▶ What the exercise asks: Show all lines that include the string "サポートリンク"; copy each one.

(Stored data)
— begin —
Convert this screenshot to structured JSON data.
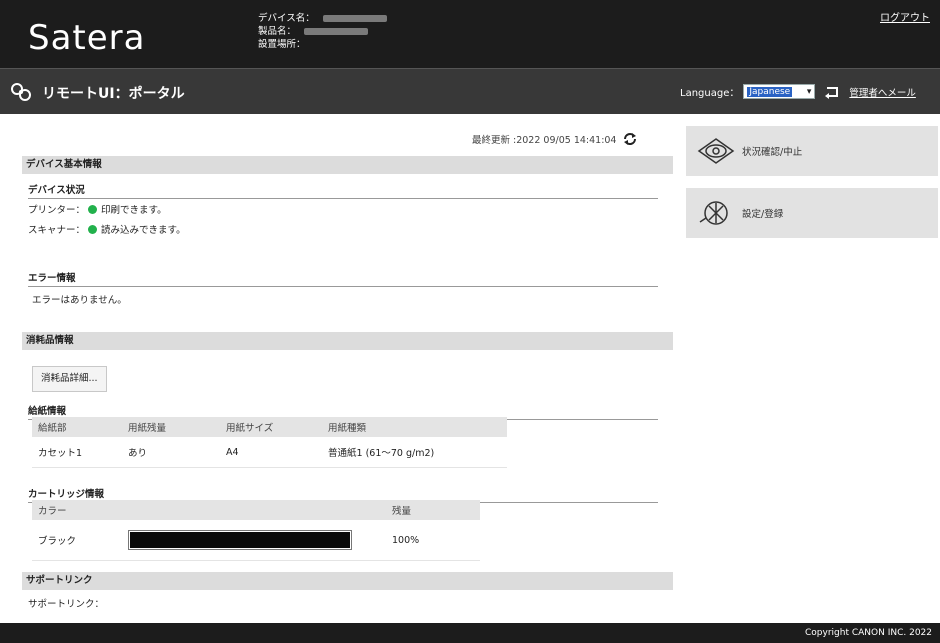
{
  "header": {
    "logo": "Satera",
    "device_name_label": "デバイス名：",
    "product_name_label": "製品名：",
    "location_label": "設置場所：",
    "logout": "ログアウト"
  },
  "titlebar": {
    "title": "リモートUI：ポータル",
    "language_label": "Language：",
    "language_value": "Japanese",
    "admin_mail": "管理者へメール"
  },
  "main": {
    "last_updated": "最終更新 :2022 09/05 14:41:04",
    "device_basic_info": "デバイス基本情報",
    "device_status": "デバイス状況",
    "printer_label": "プリンター：",
    "printer_status": "印刷できます。",
    "scanner_label": "スキャナー：",
    "scanner_status": "読み込みできます。",
    "error_info": "エラー情報",
    "error_message": "エラーはありません。",
    "consumables_info": "消耗品情報",
    "consumables_detail_button": "消耗品詳細...",
    "paper_info": "給紙情報",
    "tray_table": {
      "headers": [
        "給紙部",
        "用紙残量",
        "用紙サイズ",
        "用紙種類"
      ],
      "rows": [
        [
          "カセット1",
          "あり",
          "A4",
          "普通紙1 (61～70 g/m2)"
        ]
      ]
    },
    "cartridge_info": "カートリッジ情報",
    "cartridge_table": {
      "headers": [
        "カラー",
        "",
        "残量"
      ],
      "rows": [
        {
          "color": "ブラック",
          "level": 1.0,
          "level_text": "100%"
        }
      ]
    },
    "support_links": "サポートリンク",
    "support_link_label": "サポートリンク："
  },
  "sidebar": {
    "status_monitor": "状況確認/中止",
    "settings_register": "設定/登録"
  },
  "footer": {
    "copyright": "Copyright CANON INC. 2022"
  }
}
— end —
▶ Output:
    "support_links": "サポートリンク",
    "support_link_label": "サポートリンク："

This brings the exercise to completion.